## Material for the task

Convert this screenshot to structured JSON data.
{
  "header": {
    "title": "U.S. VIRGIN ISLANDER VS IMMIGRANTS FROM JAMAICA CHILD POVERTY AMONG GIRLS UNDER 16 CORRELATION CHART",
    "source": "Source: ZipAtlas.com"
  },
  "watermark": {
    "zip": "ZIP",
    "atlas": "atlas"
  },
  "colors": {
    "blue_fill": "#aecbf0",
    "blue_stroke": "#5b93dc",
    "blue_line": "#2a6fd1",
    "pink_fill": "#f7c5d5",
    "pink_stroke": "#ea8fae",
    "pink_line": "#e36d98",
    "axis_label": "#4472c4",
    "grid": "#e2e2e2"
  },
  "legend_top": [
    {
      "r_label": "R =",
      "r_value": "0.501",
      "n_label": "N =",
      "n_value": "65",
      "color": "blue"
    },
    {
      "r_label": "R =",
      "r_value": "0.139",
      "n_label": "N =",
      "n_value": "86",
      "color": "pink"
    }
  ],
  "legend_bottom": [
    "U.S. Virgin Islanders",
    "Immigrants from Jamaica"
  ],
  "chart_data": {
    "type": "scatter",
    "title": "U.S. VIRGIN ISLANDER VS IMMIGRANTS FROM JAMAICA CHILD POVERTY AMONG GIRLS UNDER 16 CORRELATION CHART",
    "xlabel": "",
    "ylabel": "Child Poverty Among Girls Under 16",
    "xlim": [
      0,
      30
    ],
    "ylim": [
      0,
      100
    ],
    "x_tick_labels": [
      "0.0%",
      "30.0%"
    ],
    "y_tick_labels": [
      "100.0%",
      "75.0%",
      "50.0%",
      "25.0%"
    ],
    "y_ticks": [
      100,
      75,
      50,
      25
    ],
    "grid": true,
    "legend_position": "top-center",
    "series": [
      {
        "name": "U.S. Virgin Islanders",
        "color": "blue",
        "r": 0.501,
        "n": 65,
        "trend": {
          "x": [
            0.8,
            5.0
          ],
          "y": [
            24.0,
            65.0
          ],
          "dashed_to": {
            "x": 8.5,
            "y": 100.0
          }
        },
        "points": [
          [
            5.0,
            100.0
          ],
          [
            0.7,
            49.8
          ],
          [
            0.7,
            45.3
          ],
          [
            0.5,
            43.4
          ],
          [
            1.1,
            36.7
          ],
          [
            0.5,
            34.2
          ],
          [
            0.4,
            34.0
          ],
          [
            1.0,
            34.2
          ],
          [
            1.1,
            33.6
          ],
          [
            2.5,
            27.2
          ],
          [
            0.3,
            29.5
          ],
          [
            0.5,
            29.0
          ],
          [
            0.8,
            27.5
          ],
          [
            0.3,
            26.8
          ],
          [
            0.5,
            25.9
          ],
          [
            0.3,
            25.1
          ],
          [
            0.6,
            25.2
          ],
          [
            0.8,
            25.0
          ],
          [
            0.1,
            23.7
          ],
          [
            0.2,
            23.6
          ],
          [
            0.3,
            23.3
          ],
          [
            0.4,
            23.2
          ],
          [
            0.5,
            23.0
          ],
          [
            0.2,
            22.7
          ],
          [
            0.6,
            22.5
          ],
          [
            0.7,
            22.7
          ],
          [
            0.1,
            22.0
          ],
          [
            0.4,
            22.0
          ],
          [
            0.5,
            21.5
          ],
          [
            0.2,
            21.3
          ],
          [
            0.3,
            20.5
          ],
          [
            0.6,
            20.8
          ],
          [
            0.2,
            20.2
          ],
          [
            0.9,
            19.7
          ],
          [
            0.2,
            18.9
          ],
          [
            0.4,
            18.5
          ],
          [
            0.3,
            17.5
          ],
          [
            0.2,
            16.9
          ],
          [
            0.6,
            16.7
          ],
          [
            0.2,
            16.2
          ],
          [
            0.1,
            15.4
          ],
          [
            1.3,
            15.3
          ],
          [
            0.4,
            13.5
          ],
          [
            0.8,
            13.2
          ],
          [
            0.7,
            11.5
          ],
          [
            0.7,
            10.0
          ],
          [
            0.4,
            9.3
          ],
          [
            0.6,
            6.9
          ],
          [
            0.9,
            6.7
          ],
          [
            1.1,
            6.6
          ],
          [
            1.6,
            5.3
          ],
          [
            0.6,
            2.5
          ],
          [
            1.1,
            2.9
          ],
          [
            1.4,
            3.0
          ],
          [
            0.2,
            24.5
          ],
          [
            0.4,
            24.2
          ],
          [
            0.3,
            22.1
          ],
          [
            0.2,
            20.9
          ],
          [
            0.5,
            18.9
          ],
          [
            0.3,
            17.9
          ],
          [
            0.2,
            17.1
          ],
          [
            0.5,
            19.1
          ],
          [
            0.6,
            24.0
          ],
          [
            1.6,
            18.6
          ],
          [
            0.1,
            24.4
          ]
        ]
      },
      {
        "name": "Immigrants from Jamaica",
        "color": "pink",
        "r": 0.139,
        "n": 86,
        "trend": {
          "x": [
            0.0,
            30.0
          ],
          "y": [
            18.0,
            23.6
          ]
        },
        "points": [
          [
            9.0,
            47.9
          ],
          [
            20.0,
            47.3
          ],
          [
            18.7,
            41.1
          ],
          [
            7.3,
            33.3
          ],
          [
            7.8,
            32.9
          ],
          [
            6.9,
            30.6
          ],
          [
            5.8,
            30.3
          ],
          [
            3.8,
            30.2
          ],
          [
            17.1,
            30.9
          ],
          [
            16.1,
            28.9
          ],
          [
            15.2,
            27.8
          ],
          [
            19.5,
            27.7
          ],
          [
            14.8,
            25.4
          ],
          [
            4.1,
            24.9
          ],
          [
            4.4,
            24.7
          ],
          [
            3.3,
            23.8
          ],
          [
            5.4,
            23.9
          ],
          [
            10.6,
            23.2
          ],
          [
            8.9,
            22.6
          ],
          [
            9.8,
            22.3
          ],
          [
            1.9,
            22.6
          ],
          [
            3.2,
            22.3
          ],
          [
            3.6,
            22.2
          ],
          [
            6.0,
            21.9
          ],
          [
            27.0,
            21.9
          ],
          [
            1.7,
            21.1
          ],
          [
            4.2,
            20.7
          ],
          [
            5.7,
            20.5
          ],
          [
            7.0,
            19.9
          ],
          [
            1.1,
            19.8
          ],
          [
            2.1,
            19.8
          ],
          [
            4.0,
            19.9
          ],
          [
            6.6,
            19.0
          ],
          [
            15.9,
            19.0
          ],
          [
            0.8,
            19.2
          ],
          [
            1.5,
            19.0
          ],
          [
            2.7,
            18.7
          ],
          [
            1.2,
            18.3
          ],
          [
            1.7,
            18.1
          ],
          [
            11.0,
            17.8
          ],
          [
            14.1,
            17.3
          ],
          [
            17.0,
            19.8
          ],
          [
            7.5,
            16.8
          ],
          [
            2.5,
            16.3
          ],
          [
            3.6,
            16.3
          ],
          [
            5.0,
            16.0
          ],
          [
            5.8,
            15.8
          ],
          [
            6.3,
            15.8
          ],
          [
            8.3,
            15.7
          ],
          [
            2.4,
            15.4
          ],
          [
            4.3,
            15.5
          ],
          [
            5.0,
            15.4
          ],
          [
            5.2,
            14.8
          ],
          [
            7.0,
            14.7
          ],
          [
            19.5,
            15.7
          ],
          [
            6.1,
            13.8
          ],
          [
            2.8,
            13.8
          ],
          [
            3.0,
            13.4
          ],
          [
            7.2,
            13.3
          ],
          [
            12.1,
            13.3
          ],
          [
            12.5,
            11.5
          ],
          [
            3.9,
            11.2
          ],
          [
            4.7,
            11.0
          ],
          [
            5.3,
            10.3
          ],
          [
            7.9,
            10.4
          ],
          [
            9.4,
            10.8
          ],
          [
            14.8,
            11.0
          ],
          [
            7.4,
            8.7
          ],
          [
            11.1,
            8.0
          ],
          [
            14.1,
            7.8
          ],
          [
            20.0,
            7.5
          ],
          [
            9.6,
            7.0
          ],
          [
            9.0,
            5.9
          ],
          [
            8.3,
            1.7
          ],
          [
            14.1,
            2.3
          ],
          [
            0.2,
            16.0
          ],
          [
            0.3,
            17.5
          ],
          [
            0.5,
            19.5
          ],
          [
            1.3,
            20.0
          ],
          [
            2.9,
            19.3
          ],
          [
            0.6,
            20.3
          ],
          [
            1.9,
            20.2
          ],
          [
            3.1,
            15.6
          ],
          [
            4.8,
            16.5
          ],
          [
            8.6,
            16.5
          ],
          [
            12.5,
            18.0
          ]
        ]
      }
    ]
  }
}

## Goal
Count every line of the records that holds the string "name". Write only the total.

## Finished exercise
2